* **WHAT YOU SHOULD DO**
Quote the data below in full, minus the images.

Rows from a dataset
[BEGIN]
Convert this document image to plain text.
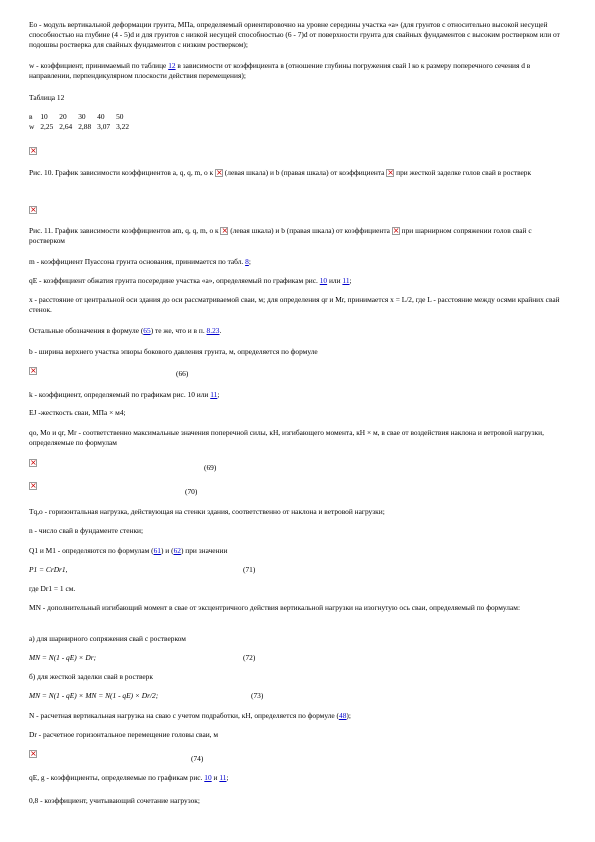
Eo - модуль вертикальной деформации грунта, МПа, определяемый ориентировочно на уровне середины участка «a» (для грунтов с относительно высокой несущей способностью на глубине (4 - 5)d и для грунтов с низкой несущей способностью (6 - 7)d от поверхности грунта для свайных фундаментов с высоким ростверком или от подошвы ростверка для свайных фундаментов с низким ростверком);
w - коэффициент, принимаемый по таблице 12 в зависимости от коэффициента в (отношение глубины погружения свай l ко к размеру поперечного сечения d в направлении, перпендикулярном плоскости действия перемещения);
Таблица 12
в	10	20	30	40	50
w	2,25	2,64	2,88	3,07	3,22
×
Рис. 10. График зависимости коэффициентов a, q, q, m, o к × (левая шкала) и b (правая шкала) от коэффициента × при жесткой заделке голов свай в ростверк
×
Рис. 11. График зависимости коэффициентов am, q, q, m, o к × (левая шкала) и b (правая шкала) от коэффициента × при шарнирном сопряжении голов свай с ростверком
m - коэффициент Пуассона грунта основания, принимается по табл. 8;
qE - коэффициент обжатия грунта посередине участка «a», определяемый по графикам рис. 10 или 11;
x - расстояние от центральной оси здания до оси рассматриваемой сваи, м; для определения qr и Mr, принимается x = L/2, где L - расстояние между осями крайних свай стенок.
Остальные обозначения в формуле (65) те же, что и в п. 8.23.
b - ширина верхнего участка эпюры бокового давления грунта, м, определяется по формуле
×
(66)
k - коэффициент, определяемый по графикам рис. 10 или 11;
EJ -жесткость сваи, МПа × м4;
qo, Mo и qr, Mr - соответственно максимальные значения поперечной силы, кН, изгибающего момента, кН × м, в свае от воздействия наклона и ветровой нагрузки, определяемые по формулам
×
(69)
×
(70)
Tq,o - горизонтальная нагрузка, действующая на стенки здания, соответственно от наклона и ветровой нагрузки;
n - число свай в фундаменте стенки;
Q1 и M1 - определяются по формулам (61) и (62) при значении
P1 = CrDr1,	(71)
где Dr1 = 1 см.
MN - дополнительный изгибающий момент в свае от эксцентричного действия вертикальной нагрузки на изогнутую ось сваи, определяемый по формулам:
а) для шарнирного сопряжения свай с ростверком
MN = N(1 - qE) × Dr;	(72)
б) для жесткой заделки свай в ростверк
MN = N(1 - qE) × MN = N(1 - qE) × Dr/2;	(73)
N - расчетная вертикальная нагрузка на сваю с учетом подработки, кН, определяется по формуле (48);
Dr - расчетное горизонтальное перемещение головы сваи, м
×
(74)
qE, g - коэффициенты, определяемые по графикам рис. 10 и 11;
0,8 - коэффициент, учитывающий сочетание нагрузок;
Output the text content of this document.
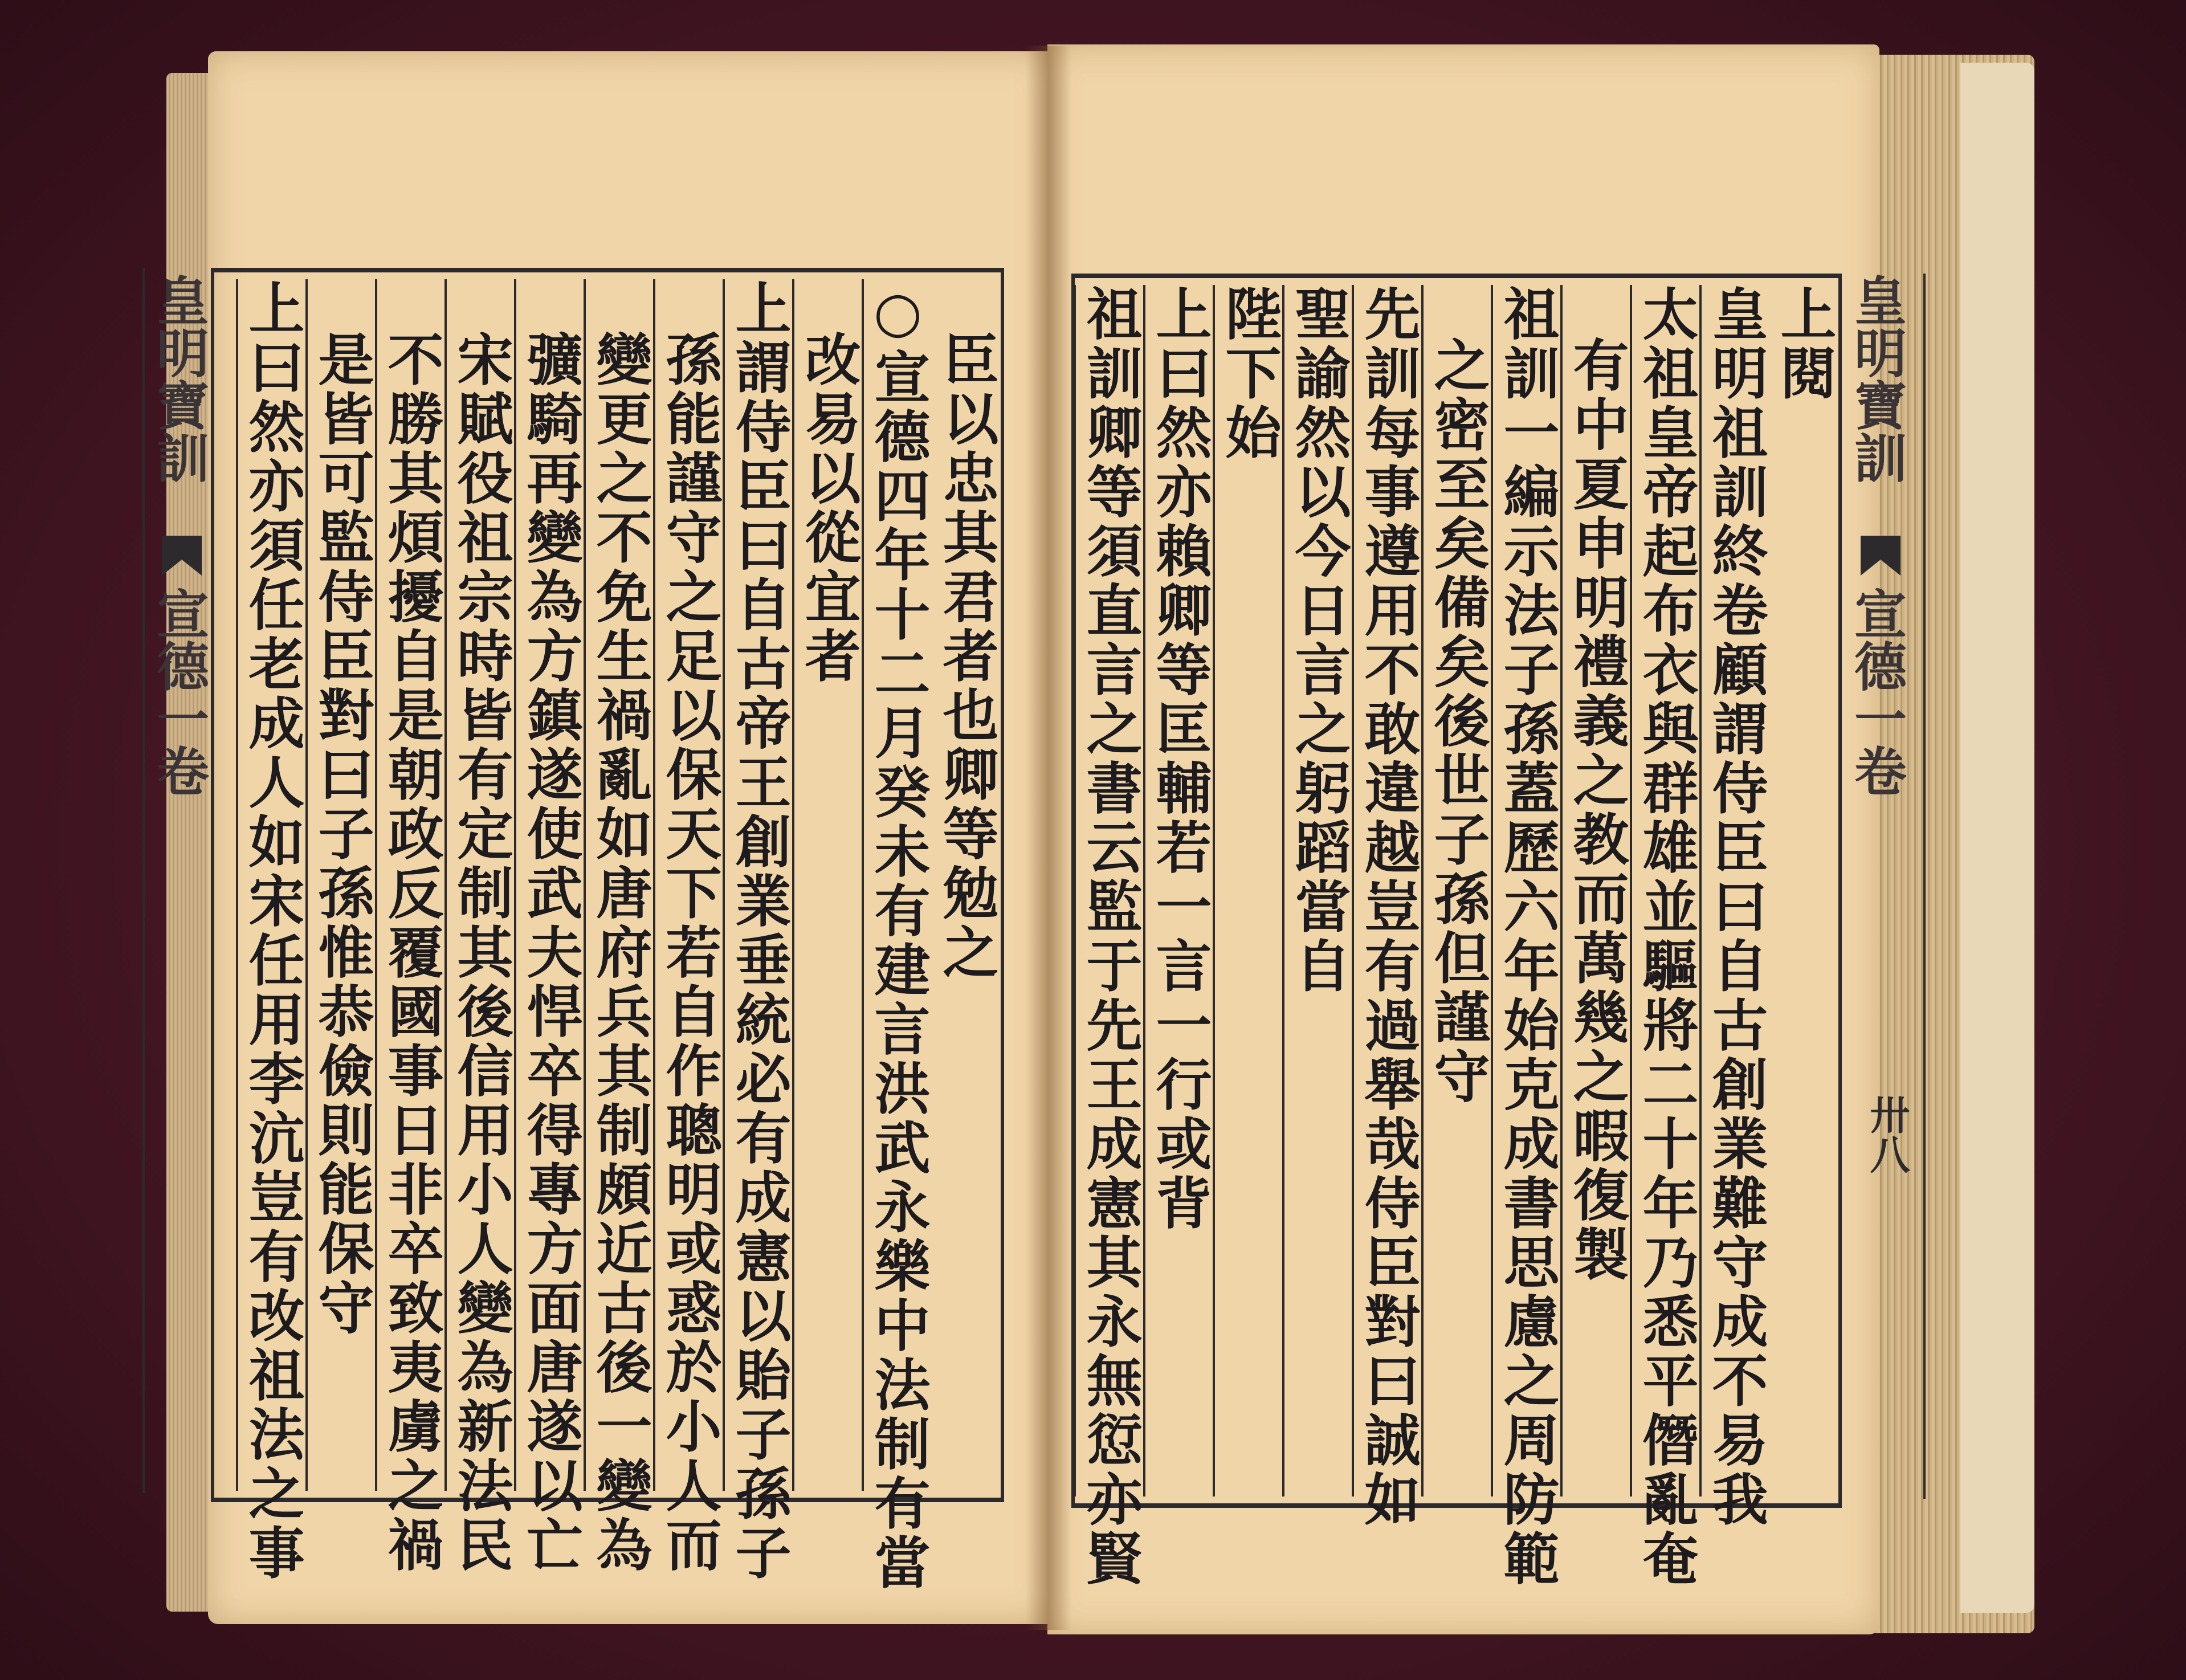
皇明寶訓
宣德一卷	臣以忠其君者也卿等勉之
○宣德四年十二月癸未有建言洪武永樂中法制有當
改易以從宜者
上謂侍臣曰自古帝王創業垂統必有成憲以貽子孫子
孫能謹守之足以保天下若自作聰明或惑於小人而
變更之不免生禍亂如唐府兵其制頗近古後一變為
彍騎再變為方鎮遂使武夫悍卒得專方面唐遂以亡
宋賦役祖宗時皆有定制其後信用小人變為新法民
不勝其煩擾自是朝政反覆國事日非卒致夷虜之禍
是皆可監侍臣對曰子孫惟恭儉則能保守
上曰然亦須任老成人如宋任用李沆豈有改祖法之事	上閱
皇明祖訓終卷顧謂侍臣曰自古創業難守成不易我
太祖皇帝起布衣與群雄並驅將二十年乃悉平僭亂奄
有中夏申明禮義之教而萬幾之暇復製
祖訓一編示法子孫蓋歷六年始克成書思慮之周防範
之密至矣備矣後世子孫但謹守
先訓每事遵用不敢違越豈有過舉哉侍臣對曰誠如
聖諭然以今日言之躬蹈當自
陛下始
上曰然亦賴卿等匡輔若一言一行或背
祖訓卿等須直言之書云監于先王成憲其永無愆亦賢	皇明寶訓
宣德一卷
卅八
[END]
* **SOLVED EXERCISE**
Convert this document image to plain text.
Eo - модуль вертикальной деформации грунта, МПа, определяемый ориентировочно на уровне середины участка «a» (для грунтов с относительно высокой несущей способностью на глубине (4 - 5)d и для грунтов с низкой несущей способностью (6 - 7)d от поверхности грунта для свайных фундаментов с высоким ростверком или от подошвы ростверка для свайных фундаментов с низким ростверком);
w - коэффициент, принимаемый по таблице 12 в зависимости от коэффициента в (отношение глубины погружения свай l ко к размеру поперечного сечения d в направлении, перпендикулярном плоскости действия перемещения);
Таблица 12
в	10	20	30	40	50
w	2,25	2,64	2,88	3,07	3,22
×
Рис. 10. График зависимости коэффициентов a, q, q, m, o к × (левая шкала) и b (правая шкала) от коэффициента × при жесткой заделке голов свай в ростверк
×
Рис. 11. График зависимости коэффициентов am, q, q, m, o к × (левая шкала) и b (правая шкала) от коэффициента × при шарнирном сопряжении голов свай с ростверком
m - коэффициент Пуассона грунта основания, принимается по табл. 8;
qE - коэффициент обжатия грунта посередине участка «a», определяемый по графикам рис. 10 или 11;
x - расстояние от центральной оси здания до оси рассматриваемой сваи, м; для определения qr и Mr, принимается x = L/2, где L - расстояние между осями крайних свай стенок.
Остальные обозначения в формуле (65) те же, что и в п. 8.23.
b - ширина верхнего участка эпюры бокового давления грунта, м, определяется по формуле
×
(66)
k - коэффициент, определяемый по графикам рис. 10 или 11;
EJ -жесткость сваи, МПа × м4;
qo, Mo и qr, Mr - соответственно максимальные значения поперечной силы, кН, изгибающего момента, кН × м, в свае от воздействия наклона и ветровой нагрузки, определяемые по формулам
×
(69)
×
(70)
Tq,o - горизонтальная нагрузка, действующая на стенки здания, соответственно от наклона и ветровой нагрузки;
n - число свай в фундаменте стенки;
Q1 и M1 - определяются по формулам (61) и (62) при значении
P1 = CrDr1,	(71)
где Dr1 = 1 см.
MN - дополнительный изгибающий момент в свае от эксцентричного действия вертикальной нагрузки на изогнутую ось сваи, определяемый по формулам:
а) для шарнирного сопряжения свай с ростверком
MN = N(1 - qE) × Dr;	(72)
б) для жесткой заделки свай в ростверк
MN = N(1 - qE) × MN = N(1 - qE) × Dr/2;	(73)
N - расчетная вертикальная нагрузка на сваю с учетом подработки, кН, определяется по формуле (48);
Dr - расчетное горизонтальное перемещение головы сваи, м
×
(74)
qE, g - коэффициенты, определяемые по графикам рис. 10 и 11;
0,8 - коэффициент, учитывающий сочетание нагрузок;
Output the text content of this document.
皇明寶訓
宣德一卷	臣以忠其君者也卿等勉之
○宣德四年十二月癸未有建言洪武永樂中法制有當
改易以從宜者
上謂侍臣曰自古帝王創業垂統必有成憲以貽子孫子
孫能謹守之足以保天下若自作聰明或惑於小人而
變更之不免生禍亂如唐府兵其制頗近古後一變為
彍騎再變為方鎮遂使武夫悍卒得專方面唐遂以亡
宋賦役祖宗時皆有定制其後信用小人變為新法民
不勝其煩擾自是朝政反覆國事日非卒致夷虜之禍
是皆可監侍臣對曰子孫惟恭儉則能保守
上曰然亦須任老成人如宋任用李沆豈有改祖法之事	上閱
皇明祖訓終卷顧謂侍臣曰自古創業難守成不易我
太祖皇帝起布衣與群雄並驅將二十年乃悉平僭亂奄
有中夏申明禮義之教而萬幾之暇復製
祖訓一編示法子孫蓋歷六年始克成書思慮之周防範
之密至矣備矣後世子孫但謹守
先訓每事遵用不敢違越豈有過舉哉侍臣對曰誠如
聖諭然以今日言之躬蹈當自
陛下始
上曰然亦賴卿等匡輔若一言一行或背
祖訓卿等須直言之書云監于先王成憲其永無愆亦賢	皇明寶訓
宣德一卷
卅八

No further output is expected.